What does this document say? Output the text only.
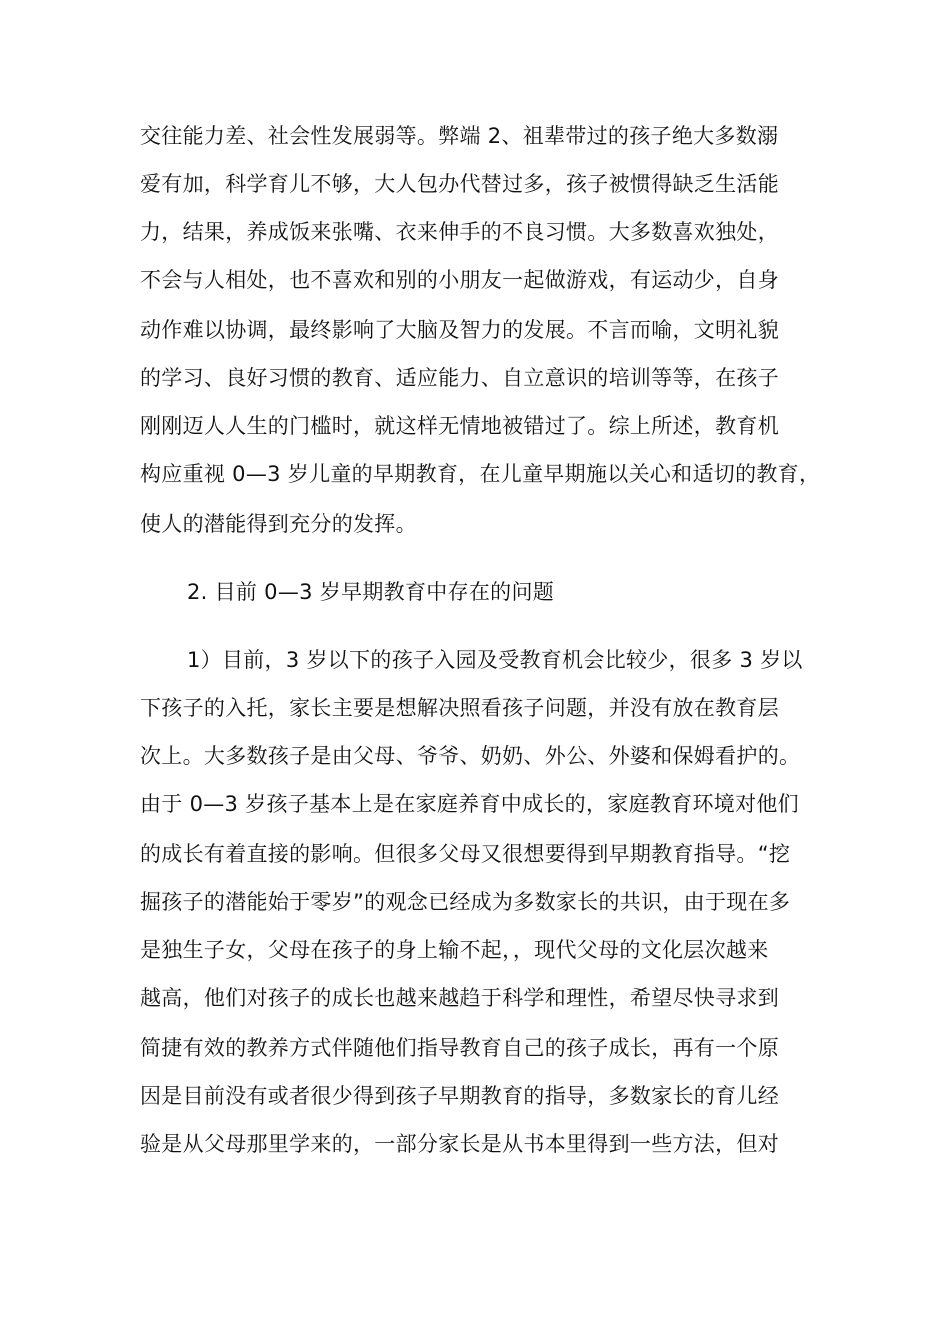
交往能力差、社会性发展弱等。弊端 2、祖辈带过的孩子绝大多数溺
爱有加，科学育儿不够，大人包办代替过多，孩子被惯得缺乏生活能
力，结果，养成饭来张嘴、衣来伸手的不良习惯。大多数喜欢独处，
不会与人相处，也不喜欢和别的小朋友一起做游戏，有运动少，自身
动作难以协调，最终影响了大脑及智力的发展。不言而喻，文明礼貌
的学习、良好习惯的教育、适应能力、自立意识的培训等等，在孩子
刚刚迈人人生的门槛时，就这样无情地被错过了。综上所述，教育机
构应重视 0—3 岁儿童的早期教育，在儿童早期施以关心和适切的教育，
使人的潜能得到充分的发挥。
2. 目前 0—3 岁早期教育中存在的问题
1）目前，3 岁以下的孩子入园及受教育机会比较少，很多 3 岁以
下孩子的入托，家长主要是想解决照看孩子问题，并没有放在教育层
次上。大多数孩子是由父母、爷爷、奶奶、外公、外婆和保姆看护的。
由于 0—3 岁孩子基本上是在家庭养育中成长的，家庭教育环境对他们
的成长有着直接的影响。但很多父母又很想要得到早期教育指导。“挖
掘孩子的潜能始于零岁”的观念已经成为多数家长的共识，由于现在多
是独生子女，父母在孩子的身上输不起，，现代父母的文化层次越来
越高，他们对孩子的成长也越来越趋于科学和理性，希望尽快寻求到
简捷有效的教养方式伴随他们指导教育自己的孩子成长，再有一个原
因是目前没有或者很少得到孩子早期教育的指导，多数家长的育儿经
验是从父母那里学来的，一部分家长是从书本里得到一些方法，但对
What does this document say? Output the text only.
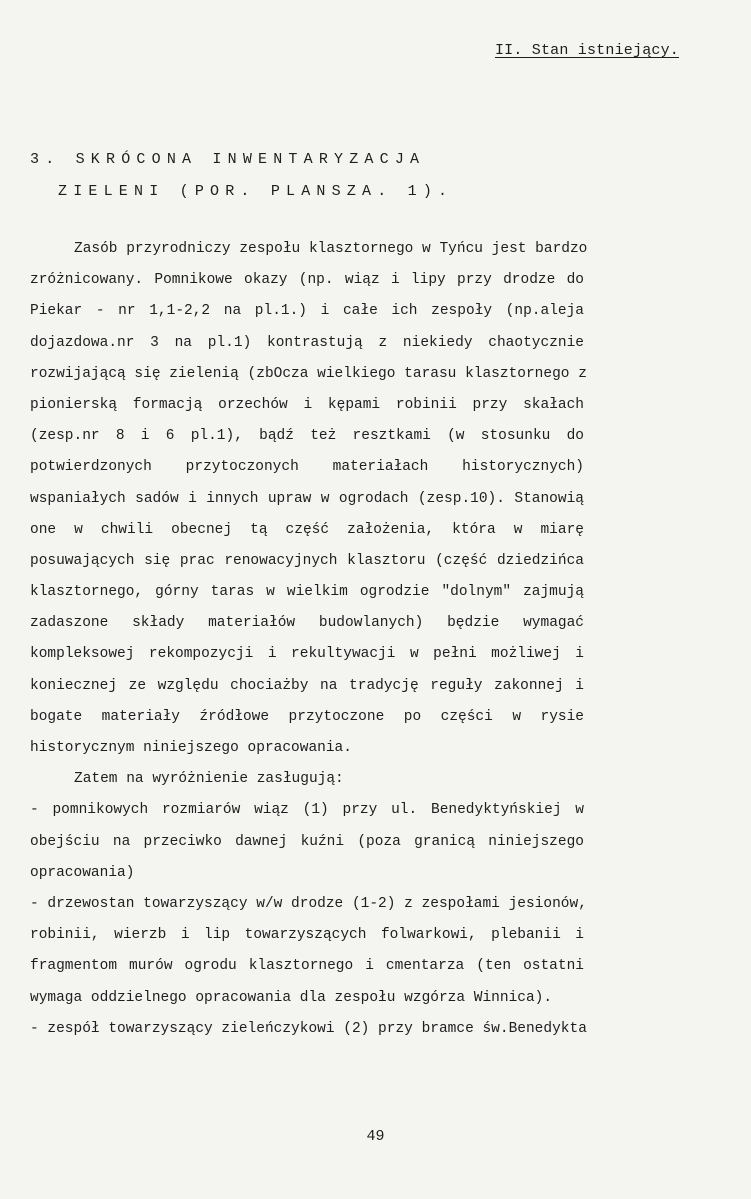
II. Stan istniejący.
3. SKRÓCONA INWENTARYZACJA
ZIELENI (POR. PLANSZA. 1).

Zasób przyrodniczy zespołu klasztornego w Tyńcu jest bardzo
zróżnicowany. Pomnikowe okazy (np. wiąz i lipy przy drodze do
Piekar - nr 1,1-2,2 na pl.1.) i całe ich zespoły (np.aleja
dojazdowa.nr 3 na pl.1) kontrastują z niekiedy chaotycznie
rozwijającą się zielenią (zbOcza wielkiego tarasu klasztornego z
pionierską formacją orzechów i kępami robinii przy skałach
(zesp.nr 8 i 6 pl.1), bądź też resztkami (w stosunku do
potwierdzonych przytoczonych materiałach historycznych)
wspaniałych sadów i innych upraw w ogrodach (zesp.10). Stanowią
one w chwili obecnej tą część założenia, która w miarę
posuwających się prac renowacyjnych klasztoru (część dziedzińca
klasztornego, górny taras w wielkim ogrodzie "dolnym" zajmują
zadaszone składy materiałów budowlanych) będzie wymagać
kompleksowej rekompozycji i rekultywacji w pełni możliwej i
koniecznej ze względu chociażby na tradycję reguły zakonnej i
bogate materiały źródłowe przytoczone po części w rysie
historycznym niniejszego opracowania.

Zatem na wyróżnienie zasługują:

- pomnikowych rozmiarów wiąz (1) przy ul. Benedyktyńskiej w
obejściu na przeciwko dawnej kuźni (poza granicą niniejszego
opracowania)

- drzewostan towarzyszący w/w drodze (1-2) z zespołami jesionów,
robinii, wierzb i lip towarzyszących folwarkowi, plebanii i
fragmentom murów ogrodu klasztornego i cmentarza (ten ostatni
wymaga oddzielnego opracowania dla zespołu wzgórza Winnica).

- zespół towarzyszący zieleńczykowi (2) przy bramce św.Benedykta

49
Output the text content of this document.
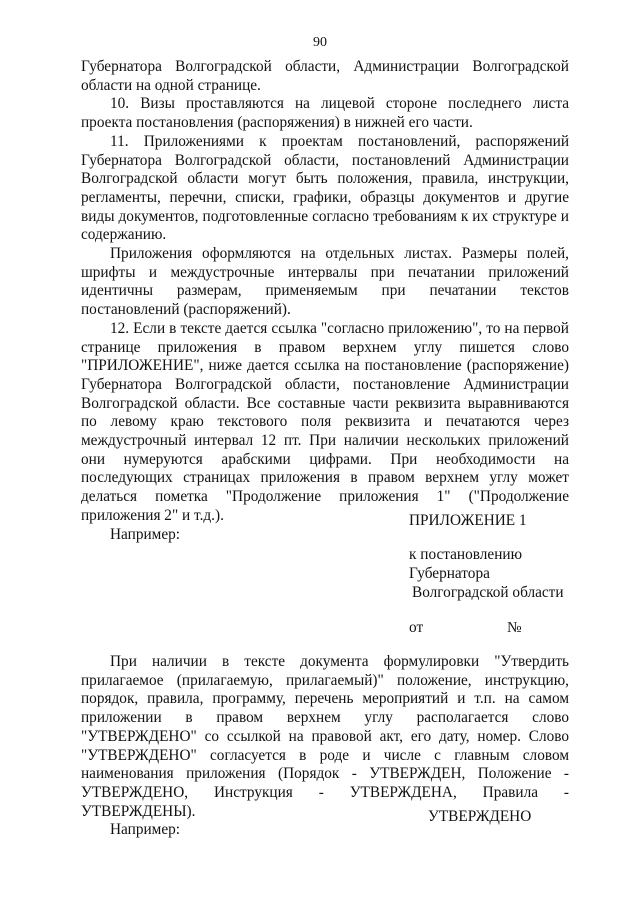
90

Губернатора Волгоградской области, Администрации Волгоградской области на одной странице.

10. Визы проставляются на лицевой стороне последнего листа проекта постановления (распоряжения) в нижней его части.

11. Приложениями к проектам постановлений, распоряжений Губернатора Волгоградской области, постановлений Администрации Волгоградской области могут быть положения, правила, инструкции, регламенты, перечни, списки, графики, образцы документов и другие виды документов, подготовленные согласно требованиям к их структуре и содержанию.

Приложения оформляются на отдельных листах. Размеры полей, шрифты и междустрочные интервалы при печатании приложений идентичны размерам, применяемым при печатании текстов постановлений (распоряжений).

12. Если в тексте дается ссылка "согласно приложению", то на первой странице приложения в правом верхнем углу пишется слово "ПРИЛОЖЕНИЕ", ниже дается ссылка на постановление (распоряжение) Губернатора Волгоградской области, постановление Администрации Волгоградской области. Все составные части реквизита выравниваются по левому краю текстового поля реквизита и печатаются через междустрочный интервал 12 пт. При наличии нескольких приложений они нумеруются арабскими цифрами. При необходимости на последующих страницах приложения в правом верхнем углу может делаться пометка "Продолжение приложения 1" ("Продолжение приложения 2" и т.д.).

Например:

ПРИЛОЖЕНИЕ 1
к постановлению
Губернатора
Волгоградской области
от	№

При наличии в тексте документа формулировки "Утвердить прилагаемое (прилагаемую, прилагаемый)" положение, инструкцию, порядок, правила, программу, перечень мероприятий и т.п. на самом приложении в правом верхнем углу располагается слово "УТВЕРЖДЕНО" со ссылкой на правовой акт, его дату, номер. Слово "УТВЕРЖДЕНО" согласуется в роде и числе с главным словом наименования приложения (Порядок - УТВЕРЖДЕН, Положение - УТВЕРЖДЕНО, Инструкция - УТВЕРЖДЕНА, Правила - УТВЕРЖДЕНЫ).

Например:

УТВЕРЖДЕНО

* * * *

TASK TO CARRY OUT
Set the data above down again exactly as given, with no pictures.

THE SOLUTION
What does this document say? Output the text only.
交往能力差、社会性发展弱等。弊端 2、祖辈带过的孩子绝大多数溺
爱有加，科学育儿不够，大人包办代替过多，孩子被惯得缺乏生活能
力，结果，养成饭来张嘴、衣来伸手的不良习惯。大多数喜欢独处，
不会与人相处，也不喜欢和别的小朋友一起做游戏，有运动少，自身
动作难以协调，最终影响了大脑及智力的发展。不言而喻，文明礼貌
的学习、良好习惯的教育、适应能力、自立意识的培训等等，在孩子
刚刚迈人人生的门槛时，就这样无情地被错过了。综上所述，教育机
构应重视 0—3 岁儿童的早期教育，在儿童早期施以关心和适切的教育，
使人的潜能得到充分的发挥。
2. 目前 0—3 岁早期教育中存在的问题
1）目前，3 岁以下的孩子入园及受教育机会比较少，很多 3 岁以
下孩子的入托，家长主要是想解决照看孩子问题，并没有放在教育层
次上。大多数孩子是由父母、爷爷、奶奶、外公、外婆和保姆看护的。
由于 0—3 岁孩子基本上是在家庭养育中成长的，家庭教育环境对他们
的成长有着直接的影响。但很多父母又很想要得到早期教育指导。“挖
掘孩子的潜能始于零岁”的观念已经成为多数家长的共识，由于现在多
是独生子女，父母在孩子的身上输不起，，现代父母的文化层次越来
越高，他们对孩子的成长也越来越趋于科学和理性，希望尽快寻求到
简捷有效的教养方式伴随他们指导教育自己的孩子成长，再有一个原
因是目前没有或者很少得到孩子早期教育的指导，多数家长的育儿经
验是从父母那里学来的，一部分家长是从书本里得到一些方法，但对
What does this document say? Output the text only.
II. Stan istniejący.
3. SKRÓCONA INWENTARYZACJA
ZIELENI (POR. PLANSZA. 1).

Zasób przyrodniczy zespołu klasztornego w Tyńcu jest bardzo
zróżnicowany. Pomnikowe okazy (np. wiąz i lipy przy drodze do
Piekar - nr 1,1-2,2 na pl.1.) i całe ich zespoły (np.aleja
dojazdowa.nr 3 na pl.1) kontrastują z niekiedy chaotycznie
rozwijającą się zielenią (zbOcza wielkiego tarasu klasztornego z
pionierską formacją orzechów i kępami robinii przy skałach
(zesp.nr 8 i 6 pl.1), bądź też resztkami (w stosunku do
potwierdzonych przytoczonych materiałach historycznych)
wspaniałych sadów i innych upraw w ogrodach (zesp.10). Stanowią
one w chwili obecnej tą część założenia, która w miarę
posuwających się prac renowacyjnych klasztoru (część dziedzińca
klasztornego, górny taras w wielkim ogrodzie "dolnym" zajmują
zadaszone składy materiałów budowlanych) będzie wymagać
kompleksowej rekompozycji i rekultywacji w pełni możliwej i
koniecznej ze względu chociażby na tradycję reguły zakonnej i
bogate materiały źródłowe przytoczone po części w rysie
historycznym niniejszego opracowania.

Zatem na wyróżnienie zasługują:

- pomnikowych rozmiarów wiąz (1) przy ul. Benedyktyńskiej w
obejściu na przeciwko dawnej kuźni (poza granicą niniejszego
opracowania)

- drzewostan towarzyszący w/w drodze (1-2) z zespołami jesionów,
robinii, wierzb i lip towarzyszących folwarkowi, plebanii i
fragmentom murów ogrodu klasztornego i cmentarza (ten ostatni
wymaga oddzielnego opracowania dla zespołu wzgórza Winnica).

- zespół towarzyszący zieleńczykowi (2) przy bramce św.Benedykta

49
Output the text content of this document.
90

Губернатора Волгоградской области, Администрации Волгоградской области на одной странице.

10. Визы проставляются на лицевой стороне последнего листа проекта постановления (распоряжения) в нижней его части.

11. Приложениями к проектам постановлений, распоряжений Губернатора Волгоградской области, постановлений Администрации Волгоградской области могут быть положения, правила, инструкции, регламенты, перечни, списки, графики, образцы документов и другие виды документов, подготовленные согласно требованиям к их структуре и содержанию.

Приложения оформляются на отдельных листах. Размеры полей, шрифты и междустрочные интервалы при печатании приложений идентичны размерам, применяемым при печатании текстов постановлений (распоряжений).

12. Если в тексте дается ссылка "согласно приложению", то на первой странице приложения в правом верхнем углу пишется слово "ПРИЛОЖЕНИЕ", ниже дается ссылка на постановление (распоряжение) Губернатора Волгоградской области, постановление Администрации Волгоградской области. Все составные части реквизита выравниваются по левому краю текстового поля реквизита и печатаются через междустрочный интервал 12 пт. При наличии нескольких приложений они нумеруются арабскими цифрами. При необходимости на последующих страницах приложения в правом верхнем углу может делаться пометка "Продолжение приложения 1" ("Продолжение приложения 2" и т.д.).

Например:

ПРИЛОЖЕНИЕ 1
к постановлению
Губернатора
Волгоградской области
от	№

При наличии в тексте документа формулировки "Утвердить прилагаемое (прилагаемую, прилагаемый)" положение, инструкцию, порядок, правила, программу, перечень мероприятий и т.п. на самом приложении в правом верхнем углу располагается слово "УТВЕРЖДЕНО" со ссылкой на правовой акт, его дату, номер. Слово "УТВЕРЖДЕНО" согласуется в роде и числе с главным словом наименования приложения (Порядок - УТВЕРЖДЕН, Положение - УТВЕРЖДЕНО, Инструкция - УТВЕРЖДЕНА, Правила - УТВЕРЖДЕНЫ).

Например:

УТВЕРЖДЕНО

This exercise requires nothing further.